Emit only the lines from the line containing "Extract all readable text from this page." through the last line of the entries, unchanged.
■ ■ ■ ■
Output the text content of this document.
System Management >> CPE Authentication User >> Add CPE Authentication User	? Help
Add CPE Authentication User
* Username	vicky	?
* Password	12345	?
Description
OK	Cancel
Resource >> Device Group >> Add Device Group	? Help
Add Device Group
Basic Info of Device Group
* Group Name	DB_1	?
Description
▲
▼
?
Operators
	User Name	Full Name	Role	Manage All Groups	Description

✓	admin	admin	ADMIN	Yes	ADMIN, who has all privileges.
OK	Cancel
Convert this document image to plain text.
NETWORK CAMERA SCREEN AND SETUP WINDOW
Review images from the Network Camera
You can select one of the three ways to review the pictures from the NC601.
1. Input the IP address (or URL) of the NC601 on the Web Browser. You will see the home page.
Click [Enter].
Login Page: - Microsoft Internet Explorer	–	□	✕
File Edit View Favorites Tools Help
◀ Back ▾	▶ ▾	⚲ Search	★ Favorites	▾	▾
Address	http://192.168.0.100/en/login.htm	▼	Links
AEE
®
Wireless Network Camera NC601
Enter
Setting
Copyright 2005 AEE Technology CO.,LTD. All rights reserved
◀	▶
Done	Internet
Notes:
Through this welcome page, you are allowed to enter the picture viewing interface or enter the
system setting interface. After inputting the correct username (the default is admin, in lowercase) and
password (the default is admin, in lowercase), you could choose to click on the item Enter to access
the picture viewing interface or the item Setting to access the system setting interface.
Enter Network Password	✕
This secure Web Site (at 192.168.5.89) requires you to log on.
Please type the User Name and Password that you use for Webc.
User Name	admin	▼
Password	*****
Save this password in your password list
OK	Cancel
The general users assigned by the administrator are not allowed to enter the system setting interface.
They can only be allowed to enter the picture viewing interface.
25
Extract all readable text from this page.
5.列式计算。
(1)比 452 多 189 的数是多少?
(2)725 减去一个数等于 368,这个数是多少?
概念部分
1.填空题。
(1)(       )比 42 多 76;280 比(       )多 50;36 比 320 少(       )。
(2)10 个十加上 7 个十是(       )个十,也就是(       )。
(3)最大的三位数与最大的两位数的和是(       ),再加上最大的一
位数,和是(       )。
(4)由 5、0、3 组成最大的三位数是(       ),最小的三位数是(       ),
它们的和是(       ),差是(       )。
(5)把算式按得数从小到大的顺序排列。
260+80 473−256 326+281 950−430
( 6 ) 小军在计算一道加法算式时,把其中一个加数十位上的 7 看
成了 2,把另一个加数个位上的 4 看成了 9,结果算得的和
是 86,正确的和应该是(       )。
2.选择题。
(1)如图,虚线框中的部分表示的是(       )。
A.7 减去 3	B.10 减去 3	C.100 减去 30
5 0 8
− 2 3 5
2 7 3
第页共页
■ ■ ■ ■
**The reply**
Extract all readable text from this page.
5.列式计算。
(1)比 452 多 189 的数是多少?
(2)725 减去一个数等于 368,这个数是多少?
概念部分
1.填空题。
(1)(       )比 42 多 76;280 比(       )多 50;36 比 320 少(       )。
(2)10 个十加上 7 个十是(       )个十,也就是(       )。
(3)最大的三位数与最大的两位数的和是(       ),再加上最大的一
位数,和是(       )。
(4)由 5、0、3 组成最大的三位数是(       ),最小的三位数是(       ),
它们的和是(       ),差是(       )。
(5)把算式按得数从小到大的顺序排列。
260+80 473−256 326+281 950−430
( 6 ) 小军在计算一道加法算式时,把其中一个加数十位上的 7 看
成了 2,把另一个加数个位上的 4 看成了 9,结果算得的和
是 86,正确的和应该是(       )。
2.选择题。
(1)如图,虚线框中的部分表示的是(       )。
A.7 减去 3	B.10 减去 3	C.100 减去 30
5 0 8
− 2 3 5
2 7 3
第页共页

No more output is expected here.